──────── Extracted entries

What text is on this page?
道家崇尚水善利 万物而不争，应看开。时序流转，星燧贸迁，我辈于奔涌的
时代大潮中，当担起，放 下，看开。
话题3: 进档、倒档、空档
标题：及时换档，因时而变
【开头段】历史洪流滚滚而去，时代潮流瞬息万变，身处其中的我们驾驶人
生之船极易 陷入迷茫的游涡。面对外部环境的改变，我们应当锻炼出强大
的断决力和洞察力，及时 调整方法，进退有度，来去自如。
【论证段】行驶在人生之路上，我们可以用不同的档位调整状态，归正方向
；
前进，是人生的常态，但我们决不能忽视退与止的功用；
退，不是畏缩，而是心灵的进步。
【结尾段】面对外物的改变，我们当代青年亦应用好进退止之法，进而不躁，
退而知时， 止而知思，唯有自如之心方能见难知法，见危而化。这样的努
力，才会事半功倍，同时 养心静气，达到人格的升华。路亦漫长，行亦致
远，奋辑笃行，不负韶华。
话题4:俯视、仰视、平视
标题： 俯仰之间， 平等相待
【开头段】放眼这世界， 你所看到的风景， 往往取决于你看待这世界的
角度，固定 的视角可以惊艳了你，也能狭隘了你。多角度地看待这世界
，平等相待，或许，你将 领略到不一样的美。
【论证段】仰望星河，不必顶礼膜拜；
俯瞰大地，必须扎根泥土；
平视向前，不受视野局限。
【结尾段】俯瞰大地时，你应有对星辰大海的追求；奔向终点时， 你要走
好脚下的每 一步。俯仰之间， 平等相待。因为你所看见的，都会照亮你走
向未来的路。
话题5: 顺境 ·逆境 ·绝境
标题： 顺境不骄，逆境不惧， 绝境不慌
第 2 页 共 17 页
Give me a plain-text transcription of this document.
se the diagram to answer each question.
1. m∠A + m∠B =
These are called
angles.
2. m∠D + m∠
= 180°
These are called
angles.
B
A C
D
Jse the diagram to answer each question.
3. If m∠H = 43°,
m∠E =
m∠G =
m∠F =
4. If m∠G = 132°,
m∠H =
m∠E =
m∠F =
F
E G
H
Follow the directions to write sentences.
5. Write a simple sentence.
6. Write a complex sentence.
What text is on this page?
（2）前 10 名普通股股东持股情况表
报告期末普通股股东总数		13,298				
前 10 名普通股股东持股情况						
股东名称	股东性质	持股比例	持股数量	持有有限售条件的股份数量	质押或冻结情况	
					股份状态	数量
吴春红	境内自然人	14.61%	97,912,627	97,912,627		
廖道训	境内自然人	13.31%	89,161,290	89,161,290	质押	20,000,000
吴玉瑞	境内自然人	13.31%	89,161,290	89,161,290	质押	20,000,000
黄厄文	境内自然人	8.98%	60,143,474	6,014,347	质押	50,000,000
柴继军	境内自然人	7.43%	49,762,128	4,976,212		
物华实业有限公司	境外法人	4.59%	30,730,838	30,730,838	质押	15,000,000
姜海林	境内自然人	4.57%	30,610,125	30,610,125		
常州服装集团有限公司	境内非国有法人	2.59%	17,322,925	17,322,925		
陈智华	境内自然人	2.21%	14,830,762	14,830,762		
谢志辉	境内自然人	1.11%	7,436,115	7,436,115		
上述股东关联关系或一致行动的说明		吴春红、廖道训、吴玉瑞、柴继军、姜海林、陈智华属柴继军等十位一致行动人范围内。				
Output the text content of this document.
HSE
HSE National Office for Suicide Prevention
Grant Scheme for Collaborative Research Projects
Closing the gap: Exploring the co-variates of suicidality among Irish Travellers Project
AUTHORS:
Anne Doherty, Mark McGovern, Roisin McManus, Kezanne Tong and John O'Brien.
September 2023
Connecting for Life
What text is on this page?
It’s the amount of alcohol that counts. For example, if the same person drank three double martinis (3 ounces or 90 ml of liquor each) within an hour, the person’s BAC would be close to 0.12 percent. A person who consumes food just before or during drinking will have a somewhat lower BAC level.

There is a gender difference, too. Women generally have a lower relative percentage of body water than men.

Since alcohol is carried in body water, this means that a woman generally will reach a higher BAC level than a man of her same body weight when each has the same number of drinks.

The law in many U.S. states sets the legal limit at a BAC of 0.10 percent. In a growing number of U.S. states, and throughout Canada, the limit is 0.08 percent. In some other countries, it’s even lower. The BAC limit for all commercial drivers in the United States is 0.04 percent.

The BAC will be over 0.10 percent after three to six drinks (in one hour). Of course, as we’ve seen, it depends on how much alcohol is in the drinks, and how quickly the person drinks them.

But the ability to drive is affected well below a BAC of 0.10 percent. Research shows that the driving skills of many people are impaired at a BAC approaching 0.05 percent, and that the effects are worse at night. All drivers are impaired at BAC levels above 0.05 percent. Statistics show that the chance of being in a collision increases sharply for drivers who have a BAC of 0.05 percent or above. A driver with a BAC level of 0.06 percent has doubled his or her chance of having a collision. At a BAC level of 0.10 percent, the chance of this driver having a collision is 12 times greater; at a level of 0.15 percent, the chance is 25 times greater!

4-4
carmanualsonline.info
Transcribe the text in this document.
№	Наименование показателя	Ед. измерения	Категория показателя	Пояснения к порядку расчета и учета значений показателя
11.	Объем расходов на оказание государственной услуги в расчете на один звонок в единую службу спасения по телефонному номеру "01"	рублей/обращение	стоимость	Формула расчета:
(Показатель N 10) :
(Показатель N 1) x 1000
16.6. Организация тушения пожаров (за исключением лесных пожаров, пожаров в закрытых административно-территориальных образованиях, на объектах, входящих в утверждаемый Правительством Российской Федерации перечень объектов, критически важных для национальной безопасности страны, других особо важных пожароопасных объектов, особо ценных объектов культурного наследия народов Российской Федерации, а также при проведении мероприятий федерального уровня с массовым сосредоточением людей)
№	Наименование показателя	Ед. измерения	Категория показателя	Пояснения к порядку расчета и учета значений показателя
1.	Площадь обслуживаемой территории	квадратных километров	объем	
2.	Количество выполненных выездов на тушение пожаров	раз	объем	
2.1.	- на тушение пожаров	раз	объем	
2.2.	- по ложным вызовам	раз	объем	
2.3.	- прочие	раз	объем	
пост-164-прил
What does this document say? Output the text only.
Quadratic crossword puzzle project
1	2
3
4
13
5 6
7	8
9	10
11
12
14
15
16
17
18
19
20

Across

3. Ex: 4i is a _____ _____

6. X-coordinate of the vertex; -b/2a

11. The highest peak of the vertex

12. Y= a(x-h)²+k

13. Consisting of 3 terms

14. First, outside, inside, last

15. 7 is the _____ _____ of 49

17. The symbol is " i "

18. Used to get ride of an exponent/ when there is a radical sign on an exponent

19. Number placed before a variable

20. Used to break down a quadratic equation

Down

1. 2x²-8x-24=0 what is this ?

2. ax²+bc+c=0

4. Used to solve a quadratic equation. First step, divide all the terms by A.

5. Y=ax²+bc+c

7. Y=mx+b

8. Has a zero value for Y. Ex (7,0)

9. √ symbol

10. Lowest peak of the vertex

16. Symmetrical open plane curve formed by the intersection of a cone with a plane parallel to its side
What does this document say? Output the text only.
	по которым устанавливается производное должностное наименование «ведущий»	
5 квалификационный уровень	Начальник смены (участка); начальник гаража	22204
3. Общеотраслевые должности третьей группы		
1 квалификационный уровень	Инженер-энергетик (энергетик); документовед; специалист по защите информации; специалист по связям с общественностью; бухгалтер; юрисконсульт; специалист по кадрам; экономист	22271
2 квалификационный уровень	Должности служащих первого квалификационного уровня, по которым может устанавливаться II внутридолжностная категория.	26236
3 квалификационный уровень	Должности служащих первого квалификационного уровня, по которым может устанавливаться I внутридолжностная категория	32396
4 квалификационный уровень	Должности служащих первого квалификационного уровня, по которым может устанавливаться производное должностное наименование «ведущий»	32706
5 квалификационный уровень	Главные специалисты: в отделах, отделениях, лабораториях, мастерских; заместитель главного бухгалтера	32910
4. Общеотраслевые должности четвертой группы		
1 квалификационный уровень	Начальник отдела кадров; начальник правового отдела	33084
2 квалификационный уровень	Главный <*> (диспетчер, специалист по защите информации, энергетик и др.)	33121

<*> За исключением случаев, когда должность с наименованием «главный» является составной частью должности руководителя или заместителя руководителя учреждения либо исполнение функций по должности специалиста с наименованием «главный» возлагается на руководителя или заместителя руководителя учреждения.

────────────────

▶ Work required: Find the lines above that contain the word "которым" and collect them.

▶ Task solution:
	по которым устанавливается производное должностное наименование «ведущий»	
2 квалификационный уровень	Должности служащих первого квалификационного уровня, по которым может устанавливаться II внутридолжностная категория.	26236
3 квалификационный уровень	Должности служащих первого квалификационного уровня, по которым может устанавливаться I внутридолжностная категория	32396
4 квалификационный уровень	Должности служащих первого квалификационного уровня, по которым может устанавливаться производное должностное наименование «ведущий»	32706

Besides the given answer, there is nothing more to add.